(STATED TASK)
Retype the material that follows, keeping every word as it is.

(PROVIDED MATERIAL)
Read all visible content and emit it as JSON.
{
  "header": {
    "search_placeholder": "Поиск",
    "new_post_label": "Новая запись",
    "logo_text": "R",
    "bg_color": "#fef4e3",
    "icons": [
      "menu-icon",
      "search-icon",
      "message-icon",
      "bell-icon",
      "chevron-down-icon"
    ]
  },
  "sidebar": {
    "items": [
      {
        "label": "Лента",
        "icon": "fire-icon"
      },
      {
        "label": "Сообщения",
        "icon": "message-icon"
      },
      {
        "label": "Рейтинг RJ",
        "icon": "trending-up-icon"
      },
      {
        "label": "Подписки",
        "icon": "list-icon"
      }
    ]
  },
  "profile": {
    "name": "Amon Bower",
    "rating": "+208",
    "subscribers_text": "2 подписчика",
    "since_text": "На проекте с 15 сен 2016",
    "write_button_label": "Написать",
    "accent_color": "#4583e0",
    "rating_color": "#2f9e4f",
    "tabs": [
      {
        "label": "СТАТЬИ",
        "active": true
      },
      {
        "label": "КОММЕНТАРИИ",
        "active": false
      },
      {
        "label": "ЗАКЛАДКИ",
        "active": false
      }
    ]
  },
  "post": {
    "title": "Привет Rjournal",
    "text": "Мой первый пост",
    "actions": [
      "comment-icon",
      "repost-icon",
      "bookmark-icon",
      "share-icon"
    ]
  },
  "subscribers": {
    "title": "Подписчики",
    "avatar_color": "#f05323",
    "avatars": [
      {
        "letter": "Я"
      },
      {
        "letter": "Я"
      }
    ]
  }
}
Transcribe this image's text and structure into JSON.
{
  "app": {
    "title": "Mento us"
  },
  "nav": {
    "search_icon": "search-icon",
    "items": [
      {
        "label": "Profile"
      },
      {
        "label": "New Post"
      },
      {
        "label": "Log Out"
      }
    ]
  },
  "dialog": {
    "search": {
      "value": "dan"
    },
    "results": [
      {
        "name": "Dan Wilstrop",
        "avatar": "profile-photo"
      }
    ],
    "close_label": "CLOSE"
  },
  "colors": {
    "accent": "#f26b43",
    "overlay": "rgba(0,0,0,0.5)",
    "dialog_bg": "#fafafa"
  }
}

(EXERCISE RESPONSE)
Read all visible content and emit it as JSON.
{
  "header": {
    "search_placeholder": "Поиск",
    "new_post_label": "Новая запись",
    "logo_text": "R",
    "bg_color": "#fef4e3",
    "icons": [
      "menu-icon",
      "search-icon",
      "message-icon",
      "bell-icon",
      "chevron-down-icon"
    ]
  },
  "sidebar": {
    "items": [
      {
        "label": "Лента",
        "icon": "fire-icon"
      },
      {
        "label": "Сообщения",
        "icon": "message-icon"
      },
      {
        "label": "Рейтинг RJ",
        "icon": "trending-up-icon"
      },
      {
        "label": "Подписки",
        "icon": "list-icon"
      }
    ]
  },
  "profile": {
    "name": "Amon Bower",
    "rating": "+208",
    "subscribers_text": "2 подписчика",
    "since_text": "На проекте с 15 сен 2016",
    "write_button_label": "Написать",
    "accent_color": "#4583e0",
    "rating_color": "#2f9e4f",
    "tabs": [
      {
        "label": "СТАТЬИ",
        "active": true
      },
      {
        "label": "КОММЕНТАРИИ",
        "active": false
      },
      {
        "label": "ЗАКЛАДКИ",
        "active": false
      }
    ]
  },
  "post": {
    "title": "Привет Rjournal",
    "text": "Мой первый пост",
    "actions": [
      "comment-icon",
      "repost-icon",
      "bookmark-icon",
      "share-icon"
    ]
  },
  "subscribers": {
    "title": "Подписчики",
    "avatar_color": "#f05323",
    "avatars": [
      {
        "letter": "Я"
      },
      {
        "letter": "Я"
      }
    ]
  }
}
Transcribe this image's text and structure into JSON.
{
  "app": {
    "title": "Mento us"
  },
  "nav": {
    "search_icon": "search-icon",
    "items": [
      {
        "label": "Profile"
      },
      {
        "label": "New Post"
      },
      {
        "label": "Log Out"
      }
    ]
  },
  "dialog": {
    "search": {
      "value": "dan"
    },
    "results": [
      {
        "name": "Dan Wilstrop",
        "avatar": "profile-photo"
      }
    ],
    "close_label": "CLOSE"
  },
  "colors": {
    "accent": "#f26b43",
    "overlay": "rgba(0,0,0,0.5)",
    "dialog_bg": "#fafafa"
  }
}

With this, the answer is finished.